• [Dataset rows]
○ ○ ○ ○ ○ ○ ○

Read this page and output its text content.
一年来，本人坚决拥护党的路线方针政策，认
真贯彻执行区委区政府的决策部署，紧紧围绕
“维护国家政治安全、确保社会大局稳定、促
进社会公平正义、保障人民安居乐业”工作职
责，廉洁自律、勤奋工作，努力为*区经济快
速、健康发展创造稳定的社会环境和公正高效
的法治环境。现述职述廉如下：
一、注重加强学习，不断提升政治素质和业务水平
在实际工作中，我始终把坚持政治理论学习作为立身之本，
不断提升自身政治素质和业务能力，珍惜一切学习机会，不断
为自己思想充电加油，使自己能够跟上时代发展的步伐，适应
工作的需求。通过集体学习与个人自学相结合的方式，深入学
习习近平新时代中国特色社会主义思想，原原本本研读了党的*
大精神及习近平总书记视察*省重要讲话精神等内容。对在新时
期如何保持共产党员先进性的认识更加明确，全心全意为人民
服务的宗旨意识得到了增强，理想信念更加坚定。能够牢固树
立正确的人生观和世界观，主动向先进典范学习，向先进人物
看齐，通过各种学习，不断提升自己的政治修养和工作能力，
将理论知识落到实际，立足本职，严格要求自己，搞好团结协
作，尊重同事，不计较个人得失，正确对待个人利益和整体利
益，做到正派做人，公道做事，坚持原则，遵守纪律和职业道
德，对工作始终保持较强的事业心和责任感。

○ ○ ○ ○ ○ ○ ○

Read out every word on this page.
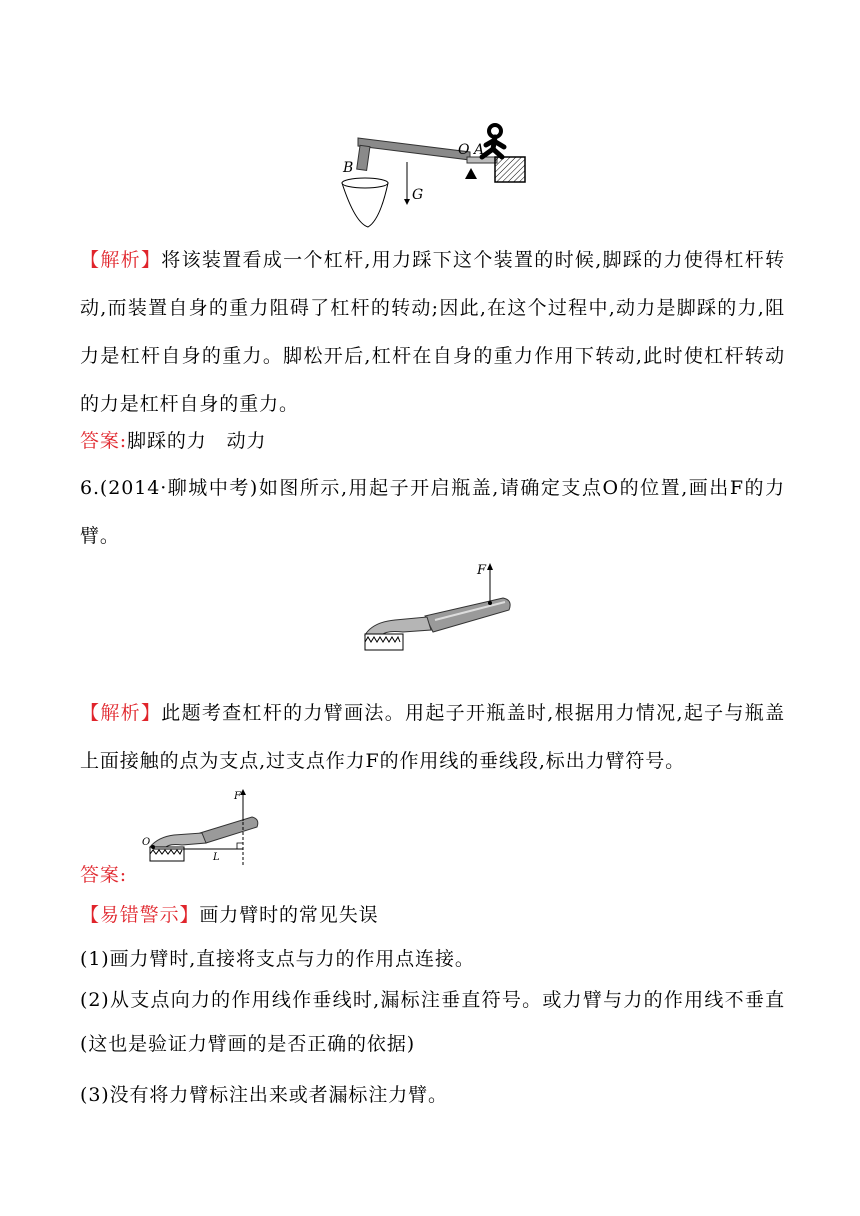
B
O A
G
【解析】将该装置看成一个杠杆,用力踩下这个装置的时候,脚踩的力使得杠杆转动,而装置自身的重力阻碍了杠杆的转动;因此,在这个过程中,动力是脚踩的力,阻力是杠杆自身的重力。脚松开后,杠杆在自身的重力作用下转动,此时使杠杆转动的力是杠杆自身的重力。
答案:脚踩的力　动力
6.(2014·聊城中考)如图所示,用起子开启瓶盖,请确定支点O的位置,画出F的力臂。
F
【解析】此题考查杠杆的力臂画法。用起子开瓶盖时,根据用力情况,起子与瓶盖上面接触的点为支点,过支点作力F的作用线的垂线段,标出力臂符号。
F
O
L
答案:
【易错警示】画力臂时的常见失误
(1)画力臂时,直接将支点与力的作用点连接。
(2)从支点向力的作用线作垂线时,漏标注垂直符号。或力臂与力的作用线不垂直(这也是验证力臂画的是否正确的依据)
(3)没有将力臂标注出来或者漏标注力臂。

○ ○ ○ ○ ○ ○ ○

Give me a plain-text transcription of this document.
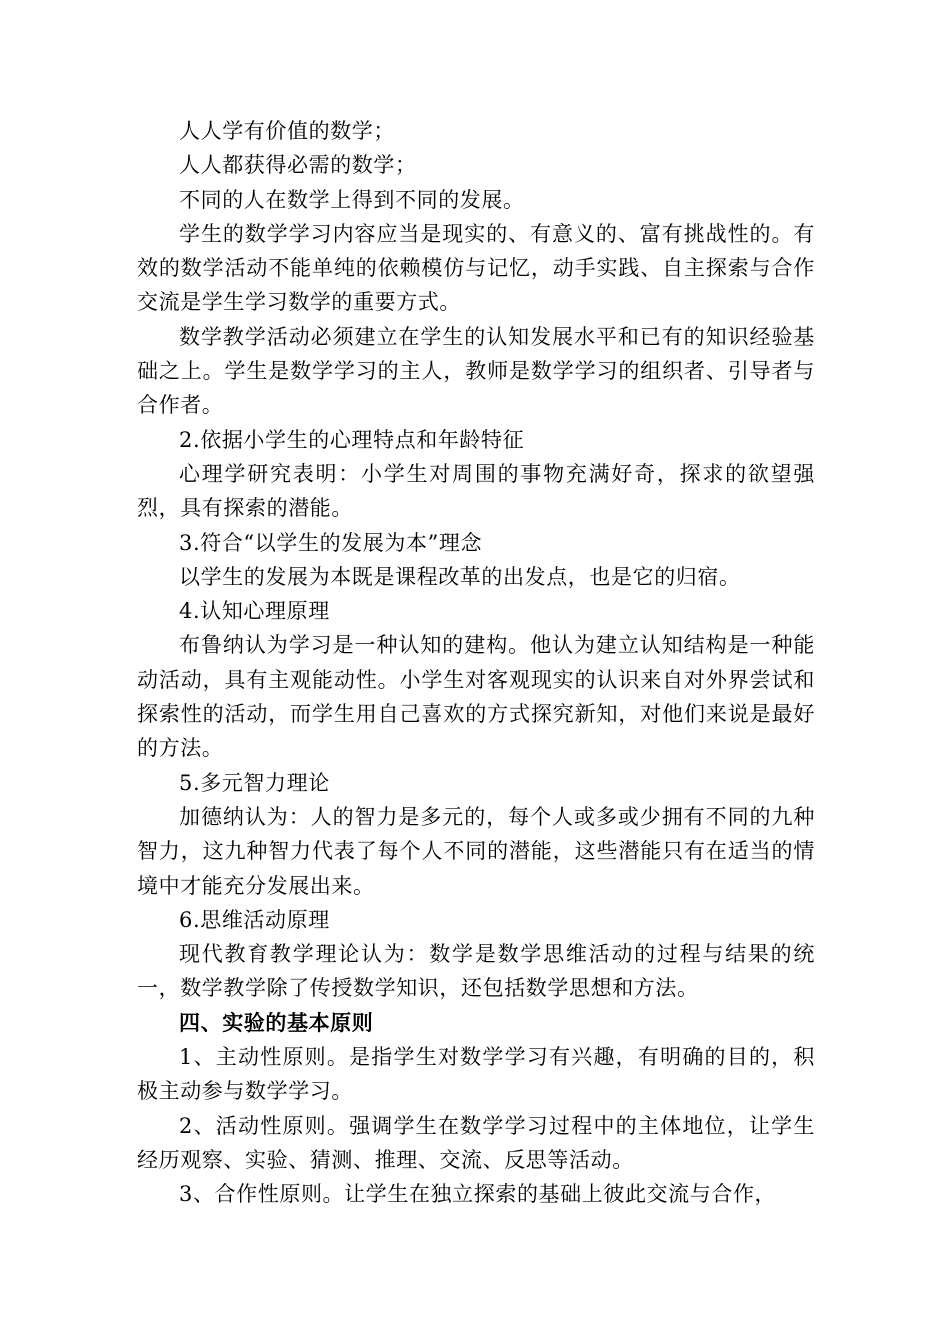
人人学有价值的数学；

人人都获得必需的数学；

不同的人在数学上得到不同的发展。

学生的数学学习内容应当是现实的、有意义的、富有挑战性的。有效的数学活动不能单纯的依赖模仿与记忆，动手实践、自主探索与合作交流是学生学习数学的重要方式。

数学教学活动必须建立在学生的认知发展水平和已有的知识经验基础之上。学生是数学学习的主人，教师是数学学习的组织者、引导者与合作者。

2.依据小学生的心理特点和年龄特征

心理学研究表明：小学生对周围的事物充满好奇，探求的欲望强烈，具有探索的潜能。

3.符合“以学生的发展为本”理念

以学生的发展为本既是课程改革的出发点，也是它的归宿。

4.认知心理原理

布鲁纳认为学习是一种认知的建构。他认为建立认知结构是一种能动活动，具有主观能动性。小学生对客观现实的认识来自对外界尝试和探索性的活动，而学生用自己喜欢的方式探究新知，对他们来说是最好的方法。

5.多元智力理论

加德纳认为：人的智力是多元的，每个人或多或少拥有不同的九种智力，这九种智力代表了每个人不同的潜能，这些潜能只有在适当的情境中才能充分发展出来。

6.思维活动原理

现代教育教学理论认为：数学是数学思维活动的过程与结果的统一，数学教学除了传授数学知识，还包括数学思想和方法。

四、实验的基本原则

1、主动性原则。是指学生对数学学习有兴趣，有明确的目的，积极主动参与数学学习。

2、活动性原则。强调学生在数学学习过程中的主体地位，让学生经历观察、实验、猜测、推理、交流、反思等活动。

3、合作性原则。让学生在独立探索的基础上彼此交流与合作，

○ ○ ○ ○ ○ ○ ○

• [INSTRUCTION] Examine the records and pull out every line where the string "page" occurs.

• [FULL OUTPUT]
Read this page and output its text content.
Read out every word on this page.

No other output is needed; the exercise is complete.